Objective: Can you print every record below exactly as written?

Supplied material:

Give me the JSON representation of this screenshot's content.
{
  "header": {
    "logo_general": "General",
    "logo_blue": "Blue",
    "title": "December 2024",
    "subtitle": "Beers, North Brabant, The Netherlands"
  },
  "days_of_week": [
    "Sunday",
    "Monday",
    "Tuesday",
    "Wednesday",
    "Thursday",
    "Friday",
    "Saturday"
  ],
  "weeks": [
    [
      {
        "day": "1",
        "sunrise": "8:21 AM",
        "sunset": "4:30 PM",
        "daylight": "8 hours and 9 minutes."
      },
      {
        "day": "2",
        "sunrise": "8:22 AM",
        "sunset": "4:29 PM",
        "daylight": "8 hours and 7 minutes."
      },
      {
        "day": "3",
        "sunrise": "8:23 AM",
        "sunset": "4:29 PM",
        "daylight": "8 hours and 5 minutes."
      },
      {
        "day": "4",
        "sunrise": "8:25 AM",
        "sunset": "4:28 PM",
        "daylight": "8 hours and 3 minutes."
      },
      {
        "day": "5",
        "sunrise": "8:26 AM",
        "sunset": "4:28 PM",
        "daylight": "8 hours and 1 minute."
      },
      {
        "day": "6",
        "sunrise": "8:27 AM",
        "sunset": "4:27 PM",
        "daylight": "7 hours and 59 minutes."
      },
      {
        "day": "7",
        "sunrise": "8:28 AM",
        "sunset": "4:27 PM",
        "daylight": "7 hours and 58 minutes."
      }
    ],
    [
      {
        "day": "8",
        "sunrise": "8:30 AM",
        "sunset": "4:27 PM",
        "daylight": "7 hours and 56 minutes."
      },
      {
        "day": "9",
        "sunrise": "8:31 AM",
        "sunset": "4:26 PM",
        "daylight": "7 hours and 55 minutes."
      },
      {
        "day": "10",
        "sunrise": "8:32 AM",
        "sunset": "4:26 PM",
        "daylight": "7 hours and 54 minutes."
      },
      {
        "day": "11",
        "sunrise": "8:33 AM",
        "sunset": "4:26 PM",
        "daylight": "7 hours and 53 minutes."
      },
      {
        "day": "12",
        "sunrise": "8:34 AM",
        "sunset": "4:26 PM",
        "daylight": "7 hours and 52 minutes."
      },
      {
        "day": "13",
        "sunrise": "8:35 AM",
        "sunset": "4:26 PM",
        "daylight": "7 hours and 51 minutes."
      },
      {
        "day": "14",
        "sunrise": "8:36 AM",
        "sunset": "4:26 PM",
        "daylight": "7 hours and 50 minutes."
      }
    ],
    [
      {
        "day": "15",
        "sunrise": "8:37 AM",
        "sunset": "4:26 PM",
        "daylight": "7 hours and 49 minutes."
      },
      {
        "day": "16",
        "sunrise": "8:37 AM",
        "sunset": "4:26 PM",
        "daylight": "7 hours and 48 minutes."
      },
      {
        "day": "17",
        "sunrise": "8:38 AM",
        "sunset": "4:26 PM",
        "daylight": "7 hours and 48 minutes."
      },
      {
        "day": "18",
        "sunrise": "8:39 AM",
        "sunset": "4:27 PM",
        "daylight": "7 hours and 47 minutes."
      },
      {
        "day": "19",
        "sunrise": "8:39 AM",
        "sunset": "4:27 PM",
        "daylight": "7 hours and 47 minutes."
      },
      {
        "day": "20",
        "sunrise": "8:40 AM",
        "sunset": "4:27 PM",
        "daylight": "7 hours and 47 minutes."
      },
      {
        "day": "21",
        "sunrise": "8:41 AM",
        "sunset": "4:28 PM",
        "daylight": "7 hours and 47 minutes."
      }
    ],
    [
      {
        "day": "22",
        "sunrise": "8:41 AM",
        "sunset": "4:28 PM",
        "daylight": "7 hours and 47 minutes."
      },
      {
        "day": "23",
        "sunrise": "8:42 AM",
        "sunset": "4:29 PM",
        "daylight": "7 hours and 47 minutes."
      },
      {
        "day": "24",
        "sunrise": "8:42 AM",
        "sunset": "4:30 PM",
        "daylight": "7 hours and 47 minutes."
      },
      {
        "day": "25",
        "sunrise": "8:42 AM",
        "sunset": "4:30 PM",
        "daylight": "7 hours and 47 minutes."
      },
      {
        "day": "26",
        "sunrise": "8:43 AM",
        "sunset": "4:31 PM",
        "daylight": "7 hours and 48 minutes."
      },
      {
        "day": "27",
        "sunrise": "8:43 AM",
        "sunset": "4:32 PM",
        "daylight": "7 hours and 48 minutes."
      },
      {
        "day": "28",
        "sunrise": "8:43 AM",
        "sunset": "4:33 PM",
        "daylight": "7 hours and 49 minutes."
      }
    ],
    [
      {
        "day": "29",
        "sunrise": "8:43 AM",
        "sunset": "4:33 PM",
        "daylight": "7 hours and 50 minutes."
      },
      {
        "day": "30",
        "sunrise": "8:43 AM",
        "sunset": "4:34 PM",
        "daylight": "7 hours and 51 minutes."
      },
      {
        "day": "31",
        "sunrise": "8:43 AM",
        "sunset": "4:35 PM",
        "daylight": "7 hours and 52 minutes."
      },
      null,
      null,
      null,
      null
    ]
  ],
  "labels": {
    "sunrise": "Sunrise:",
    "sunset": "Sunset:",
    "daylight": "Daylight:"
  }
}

Exercise result:
Give me the JSON representation of this screenshot's content.
{
  "header": {
    "logo_general": "General",
    "logo_blue": "Blue",
    "title": "December 2024",
    "subtitle": "Beers, North Brabant, The Netherlands"
  },
  "days_of_week": [
    "Sunday",
    "Monday",
    "Tuesday",
    "Wednesday",
    "Thursday",
    "Friday",
    "Saturday"
  ],
  "weeks": [
    [
      {
        "day": "1",
        "sunrise": "8:21 AM",
        "sunset": "4:30 PM",
        "daylight": "8 hours and 9 minutes."
      },
      {
        "day": "2",
        "sunrise": "8:22 AM",
        "sunset": "4:29 PM",
        "daylight": "8 hours and 7 minutes."
      },
      {
        "day": "3",
        "sunrise": "8:23 AM",
        "sunset": "4:29 PM",
        "daylight": "8 hours and 5 minutes."
      },
      {
        "day": "4",
        "sunrise": "8:25 AM",
        "sunset": "4:28 PM",
        "daylight": "8 hours and 3 minutes."
      },
      {
        "day": "5",
        "sunrise": "8:26 AM",
        "sunset": "4:28 PM",
        "daylight": "8 hours and 1 minute."
      },
      {
        "day": "6",
        "sunrise": "8:27 AM",
        "sunset": "4:27 PM",
        "daylight": "7 hours and 59 minutes."
      },
      {
        "day": "7",
        "sunrise": "8:28 AM",
        "sunset": "4:27 PM",
        "daylight": "7 hours and 58 minutes."
      }
    ],
    [
      {
        "day": "8",
        "sunrise": "8:30 AM",
        "sunset": "4:27 PM",
        "daylight": "7 hours and 56 minutes."
      },
      {
        "day": "9",
        "sunrise": "8:31 AM",
        "sunset": "4:26 PM",
        "daylight": "7 hours and 55 minutes."
      },
      {
        "day": "10",
        "sunrise": "8:32 AM",
        "sunset": "4:26 PM",
        "daylight": "7 hours and 54 minutes."
      },
      {
        "day": "11",
        "sunrise": "8:33 AM",
        "sunset": "4:26 PM",
        "daylight": "7 hours and 53 minutes."
      },
      {
        "day": "12",
        "sunrise": "8:34 AM",
        "sunset": "4:26 PM",
        "daylight": "7 hours and 52 minutes."
      },
      {
        "day": "13",
        "sunrise": "8:35 AM",
        "sunset": "4:26 PM",
        "daylight": "7 hours and 51 minutes."
      },
      {
        "day": "14",
        "sunrise": "8:36 AM",
        "sunset": "4:26 PM",
        "daylight": "7 hours and 50 minutes."
      }
    ],
    [
      {
        "day": "15",
        "sunrise": "8:37 AM",
        "sunset": "4:26 PM",
        "daylight": "7 hours and 49 minutes."
      },
      {
        "day": "16",
        "sunrise": "8:37 AM",
        "sunset": "4:26 PM",
        "daylight": "7 hours and 48 minutes."
      },
      {
        "day": "17",
        "sunrise": "8:38 AM",
        "sunset": "4:26 PM",
        "daylight": "7 hours and 48 minutes."
      },
      {
        "day": "18",
        "sunrise": "8:39 AM",
        "sunset": "4:27 PM",
        "daylight": "7 hours and 47 minutes."
      },
      {
        "day": "19",
        "sunrise": "8:39 AM",
        "sunset": "4:27 PM",
        "daylight": "7 hours and 47 minutes."
      },
      {
        "day": "20",
        "sunrise": "8:40 AM",
        "sunset": "4:27 PM",
        "daylight": "7 hours and 47 minutes."
      },
      {
        "day": "21",
        "sunrise": "8:41 AM",
        "sunset": "4:28 PM",
        "daylight": "7 hours and 47 minutes."
      }
    ],
    [
      {
        "day": "22",
        "sunrise": "8:41 AM",
        "sunset": "4:28 PM",
        "daylight": "7 hours and 47 minutes."
      },
      {
        "day": "23",
        "sunrise": "8:42 AM",
        "sunset": "4:29 PM",
        "daylight": "7 hours and 47 minutes."
      },
      {
        "day": "24",
        "sunrise": "8:42 AM",
        "sunset": "4:30 PM",
        "daylight": "7 hours and 47 minutes."
      },
      {
        "day": "25",
        "sunrise": "8:42 AM",
        "sunset": "4:30 PM",
        "daylight": "7 hours and 47 minutes."
      },
      {
        "day": "26",
        "sunrise": "8:43 AM",
        "sunset": "4:31 PM",
        "daylight": "7 hours and 48 minutes."
      },
      {
        "day": "27",
        "sunrise": "8:43 AM",
        "sunset": "4:32 PM",
        "daylight": "7 hours and 48 minutes."
      },
      {
        "day": "28",
        "sunrise": "8:43 AM",
        "sunset": "4:33 PM",
        "daylight": "7 hours and 49 minutes."
      }
    ],
    [
      {
        "day": "29",
        "sunrise": "8:43 AM",
        "sunset": "4:33 PM",
        "daylight": "7 hours and 50 minutes."
      },
      {
        "day": "30",
        "sunrise": "8:43 AM",
        "sunset": "4:34 PM",
        "daylight": "7 hours and 51 minutes."
      },
      {
        "day": "31",
        "sunrise": "8:43 AM",
        "sunset": "4:35 PM",
        "daylight": "7 hours and 52 minutes."
      },
      null,
      null,
      null,
      null
    ]
  ],
  "labels": {
    "sunrise": "Sunrise:",
    "sunset": "Sunset:",
    "daylight": "Daylight:"
  }
}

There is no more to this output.